WHAT IS REQUIRED. Copy out every record below with complete accuracy.

Figure dataset records.
============
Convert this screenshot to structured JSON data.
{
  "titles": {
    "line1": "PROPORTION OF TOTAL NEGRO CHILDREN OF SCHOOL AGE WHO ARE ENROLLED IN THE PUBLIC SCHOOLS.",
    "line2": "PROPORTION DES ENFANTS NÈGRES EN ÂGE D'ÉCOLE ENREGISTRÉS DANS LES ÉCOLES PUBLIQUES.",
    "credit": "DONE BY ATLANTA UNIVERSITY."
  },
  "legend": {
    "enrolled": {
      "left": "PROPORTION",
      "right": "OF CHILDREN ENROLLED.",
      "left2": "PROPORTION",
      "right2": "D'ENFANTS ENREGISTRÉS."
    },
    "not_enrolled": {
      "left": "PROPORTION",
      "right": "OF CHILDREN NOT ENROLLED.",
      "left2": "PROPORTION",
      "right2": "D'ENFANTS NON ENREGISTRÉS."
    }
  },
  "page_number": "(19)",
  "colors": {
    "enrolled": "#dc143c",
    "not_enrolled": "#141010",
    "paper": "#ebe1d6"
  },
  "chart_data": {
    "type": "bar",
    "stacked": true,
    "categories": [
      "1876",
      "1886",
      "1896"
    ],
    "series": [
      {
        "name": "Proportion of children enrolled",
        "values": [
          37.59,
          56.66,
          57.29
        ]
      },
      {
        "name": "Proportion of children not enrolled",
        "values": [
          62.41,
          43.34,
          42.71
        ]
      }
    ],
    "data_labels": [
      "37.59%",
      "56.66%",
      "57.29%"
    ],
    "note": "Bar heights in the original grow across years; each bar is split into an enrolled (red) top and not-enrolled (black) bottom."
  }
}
============
RESULT.
Convert this screenshot to structured JSON data.
{
  "titles": {
    "line1": "PROPORTION OF TOTAL NEGRO CHILDREN OF SCHOOL AGE WHO ARE ENROLLED IN THE PUBLIC SCHOOLS.",
    "line2": "PROPORTION DES ENFANTS NÈGRES EN ÂGE D'ÉCOLE ENREGISTRÉS DANS LES ÉCOLES PUBLIQUES.",
    "credit": "DONE BY ATLANTA UNIVERSITY."
  },
  "legend": {
    "enrolled": {
      "left": "PROPORTION",
      "right": "OF CHILDREN ENROLLED.",
      "left2": "PROPORTION",
      "right2": "D'ENFANTS ENREGISTRÉS."
    },
    "not_enrolled": {
      "left": "PROPORTION",
      "right": "OF CHILDREN NOT ENROLLED.",
      "left2": "PROPORTION",
      "right2": "D'ENFANTS NON ENREGISTRÉS."
    }
  },
  "page_number": "(19)",
  "colors": {
    "enrolled": "#dc143c",
    "not_enrolled": "#141010",
    "paper": "#ebe1d6"
  },
  "chart_data": {
    "type": "bar",
    "stacked": true,
    "categories": [
      "1876",
      "1886",
      "1896"
    ],
    "series": [
      {
        "name": "Proportion of children enrolled",
        "values": [
          37.59,
          56.66,
          57.29
        ]
      },
      {
        "name": "Proportion of children not enrolled",
        "values": [
          62.41,
          43.34,
          42.71
        ]
      }
    ],
    "data_labels": [
      "37.59%",
      "56.66%",
      "57.29%"
    ],
    "note": "Bar heights in the original grow across years; each bar is split into an enrolled (red) top and not-enrolled (black) bottom."
  }
}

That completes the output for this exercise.